- [TASK TO COMPLETE]: Your task is to print all of the material verbatim.

(Collected data)
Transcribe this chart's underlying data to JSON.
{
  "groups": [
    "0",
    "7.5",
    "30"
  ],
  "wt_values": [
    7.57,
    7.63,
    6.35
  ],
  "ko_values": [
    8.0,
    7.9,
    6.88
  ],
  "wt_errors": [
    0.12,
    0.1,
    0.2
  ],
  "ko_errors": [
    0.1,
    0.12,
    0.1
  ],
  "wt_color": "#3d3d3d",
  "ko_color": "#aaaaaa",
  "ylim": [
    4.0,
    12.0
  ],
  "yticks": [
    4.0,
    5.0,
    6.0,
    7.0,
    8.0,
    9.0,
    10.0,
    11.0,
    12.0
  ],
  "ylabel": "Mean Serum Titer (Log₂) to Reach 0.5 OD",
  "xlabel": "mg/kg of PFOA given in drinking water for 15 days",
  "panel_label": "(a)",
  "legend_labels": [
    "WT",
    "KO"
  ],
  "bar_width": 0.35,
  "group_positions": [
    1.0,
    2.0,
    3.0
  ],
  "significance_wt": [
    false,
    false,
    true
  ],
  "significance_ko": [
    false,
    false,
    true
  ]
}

- [FULL OUTPUT]:
Transcribe this chart's underlying data to JSON.
{
  "groups": [
    "0",
    "7.5",
    "30"
  ],
  "wt_values": [
    7.57,
    7.63,
    6.35
  ],
  "ko_values": [
    8.0,
    7.9,
    6.88
  ],
  "wt_errors": [
    0.12,
    0.1,
    0.2
  ],
  "ko_errors": [
    0.1,
    0.12,
    0.1
  ],
  "wt_color": "#3d3d3d",
  "ko_color": "#aaaaaa",
  "ylim": [
    4.0,
    12.0
  ],
  "yticks": [
    4.0,
    5.0,
    6.0,
    7.0,
    8.0,
    9.0,
    10.0,
    11.0,
    12.0
  ],
  "ylabel": "Mean Serum Titer (Log₂) to Reach 0.5 OD",
  "xlabel": "mg/kg of PFOA given in drinking water for 15 days",
  "panel_label": "(a)",
  "legend_labels": [
    "WT",
    "KO"
  ],
  "bar_width": 0.35,
  "group_positions": [
    1.0,
    2.0,
    3.0
  ],
  "significance_wt": [
    false,
    false,
    true
  ],
  "significance_ko": [
    false,
    false,
    true
  ]
}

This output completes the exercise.